Data records -
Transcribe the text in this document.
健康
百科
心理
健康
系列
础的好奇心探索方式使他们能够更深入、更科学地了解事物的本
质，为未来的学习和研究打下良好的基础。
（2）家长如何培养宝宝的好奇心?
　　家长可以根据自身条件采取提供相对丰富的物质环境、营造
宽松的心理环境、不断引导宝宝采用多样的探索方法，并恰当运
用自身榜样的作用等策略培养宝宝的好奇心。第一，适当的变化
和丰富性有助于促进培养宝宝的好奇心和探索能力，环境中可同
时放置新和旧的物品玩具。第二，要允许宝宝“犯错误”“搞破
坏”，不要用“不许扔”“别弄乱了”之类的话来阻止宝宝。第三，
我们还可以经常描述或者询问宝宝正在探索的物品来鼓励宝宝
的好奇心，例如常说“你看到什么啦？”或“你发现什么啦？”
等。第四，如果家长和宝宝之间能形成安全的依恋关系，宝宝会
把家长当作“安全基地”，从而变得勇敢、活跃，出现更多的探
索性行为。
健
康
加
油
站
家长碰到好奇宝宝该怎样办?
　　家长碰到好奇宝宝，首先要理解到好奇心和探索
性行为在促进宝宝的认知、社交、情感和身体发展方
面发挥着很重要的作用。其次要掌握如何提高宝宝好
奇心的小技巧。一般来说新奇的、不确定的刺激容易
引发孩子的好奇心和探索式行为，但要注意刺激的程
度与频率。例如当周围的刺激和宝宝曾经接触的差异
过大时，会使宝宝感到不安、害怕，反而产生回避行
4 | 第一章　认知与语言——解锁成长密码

WORK TO DO -
Transcribe all of the material exactly. Omit nothing.

CORRECT OUTPUT -
Transcribe the text in this document.
健康
百科
心理
健康
系列
础的好奇心探索方式使他们能够更深入、更科学地了解事物的本
质，为未来的学习和研究打下良好的基础。
（2）家长如何培养宝宝的好奇心?
　　家长可以根据自身条件采取提供相对丰富的物质环境、营造
宽松的心理环境、不断引导宝宝采用多样的探索方法，并恰当运
用自身榜样的作用等策略培养宝宝的好奇心。第一，适当的变化
和丰富性有助于促进培养宝宝的好奇心和探索能力，环境中可同
时放置新和旧的物品玩具。第二，要允许宝宝“犯错误”“搞破
坏”，不要用“不许扔”“别弄乱了”之类的话来阻止宝宝。第三，
我们还可以经常描述或者询问宝宝正在探索的物品来鼓励宝宝
的好奇心，例如常说“你看到什么啦？”或“你发现什么啦？”
等。第四，如果家长和宝宝之间能形成安全的依恋关系，宝宝会
把家长当作“安全基地”，从而变得勇敢、活跃，出现更多的探
索性行为。
健
康
加
油
站
家长碰到好奇宝宝该怎样办?
　　家长碰到好奇宝宝，首先要理解到好奇心和探索
性行为在促进宝宝的认知、社交、情感和身体发展方
面发挥着很重要的作用。其次要掌握如何提高宝宝好
奇心的小技巧。一般来说新奇的、不确定的刺激容易
引发孩子的好奇心和探索式行为，但要注意刺激的程
度与频率。例如当周围的刺激和宝宝曾经接触的差异
过大时，会使宝宝感到不安、害怕，反而产生回避行
4 | 第一章　认知与语言——解锁成长密码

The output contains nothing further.